**SHORT EXERCISE**
Will you quote all of the entries, word for word?

Records that describe figures
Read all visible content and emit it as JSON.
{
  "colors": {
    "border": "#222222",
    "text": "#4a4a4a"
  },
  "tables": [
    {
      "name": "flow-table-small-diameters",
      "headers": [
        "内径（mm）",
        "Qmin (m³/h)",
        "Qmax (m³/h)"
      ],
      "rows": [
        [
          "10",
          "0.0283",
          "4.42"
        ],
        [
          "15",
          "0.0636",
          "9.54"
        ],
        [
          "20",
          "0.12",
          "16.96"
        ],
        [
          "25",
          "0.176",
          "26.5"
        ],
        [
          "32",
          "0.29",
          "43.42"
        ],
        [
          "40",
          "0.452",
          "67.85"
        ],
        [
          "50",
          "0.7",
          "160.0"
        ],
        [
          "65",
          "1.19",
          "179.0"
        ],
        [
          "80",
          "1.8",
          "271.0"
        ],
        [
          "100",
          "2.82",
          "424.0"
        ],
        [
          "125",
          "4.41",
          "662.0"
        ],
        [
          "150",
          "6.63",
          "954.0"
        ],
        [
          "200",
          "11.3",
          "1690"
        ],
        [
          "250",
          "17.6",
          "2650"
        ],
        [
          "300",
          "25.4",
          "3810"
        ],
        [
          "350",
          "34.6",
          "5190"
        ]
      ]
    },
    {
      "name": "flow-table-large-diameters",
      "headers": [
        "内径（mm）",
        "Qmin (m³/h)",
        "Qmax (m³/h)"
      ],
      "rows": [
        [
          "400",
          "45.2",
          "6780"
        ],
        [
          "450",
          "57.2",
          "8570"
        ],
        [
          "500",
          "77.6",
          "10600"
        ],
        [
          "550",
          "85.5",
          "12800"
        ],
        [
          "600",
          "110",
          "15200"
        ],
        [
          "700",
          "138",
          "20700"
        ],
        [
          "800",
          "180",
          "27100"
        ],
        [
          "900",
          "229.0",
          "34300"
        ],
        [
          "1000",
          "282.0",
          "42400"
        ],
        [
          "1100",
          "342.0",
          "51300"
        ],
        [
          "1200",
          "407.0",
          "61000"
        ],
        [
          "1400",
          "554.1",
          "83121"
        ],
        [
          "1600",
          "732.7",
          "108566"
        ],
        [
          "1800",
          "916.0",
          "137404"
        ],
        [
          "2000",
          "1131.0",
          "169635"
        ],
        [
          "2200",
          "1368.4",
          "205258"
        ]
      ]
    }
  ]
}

**TASK RESULT**
Read all visible content and emit it as JSON.
{
  "colors": {
    "border": "#222222",
    "text": "#4a4a4a"
  },
  "tables": [
    {
      "name": "flow-table-small-diameters",
      "headers": [
        "内径（mm）",
        "Qmin (m³/h)",
        "Qmax (m³/h)"
      ],
      "rows": [
        [
          "10",
          "0.0283",
          "4.42"
        ],
        [
          "15",
          "0.0636",
          "9.54"
        ],
        [
          "20",
          "0.12",
          "16.96"
        ],
        [
          "25",
          "0.176",
          "26.5"
        ],
        [
          "32",
          "0.29",
          "43.42"
        ],
        [
          "40",
          "0.452",
          "67.85"
        ],
        [
          "50",
          "0.7",
          "160.0"
        ],
        [
          "65",
          "1.19",
          "179.0"
        ],
        [
          "80",
          "1.8",
          "271.0"
        ],
        [
          "100",
          "2.82",
          "424.0"
        ],
        [
          "125",
          "4.41",
          "662.0"
        ],
        [
          "150",
          "6.63",
          "954.0"
        ],
        [
          "200",
          "11.3",
          "1690"
        ],
        [
          "250",
          "17.6",
          "2650"
        ],
        [
          "300",
          "25.4",
          "3810"
        ],
        [
          "350",
          "34.6",
          "5190"
        ]
      ]
    },
    {
      "name": "flow-table-large-diameters",
      "headers": [
        "内径（mm）",
        "Qmin (m³/h)",
        "Qmax (m³/h)"
      ],
      "rows": [
        [
          "400",
          "45.2",
          "6780"
        ],
        [
          "450",
          "57.2",
          "8570"
        ],
        [
          "500",
          "77.6",
          "10600"
        ],
        [
          "550",
          "85.5",
          "12800"
        ],
        [
          "600",
          "110",
          "15200"
        ],
        [
          "700",
          "138",
          "20700"
        ],
        [
          "800",
          "180",
          "27100"
        ],
        [
          "900",
          "229.0",
          "34300"
        ],
        [
          "1000",
          "282.0",
          "42400"
        ],
        [
          "1100",
          "342.0",
          "51300"
        ],
        [
          "1200",
          "407.0",
          "61000"
        ],
        [
          "1400",
          "554.1",
          "83121"
        ],
        [
          "1600",
          "732.7",
          "108566"
        ],
        [
          "1800",
          "916.0",
          "137404"
        ],
        [
          "2000",
          "1131.0",
          "169635"
        ],
        [
          "2200",
          "1368.4",
          "205258"
        ]
      ]
    }
  ]
}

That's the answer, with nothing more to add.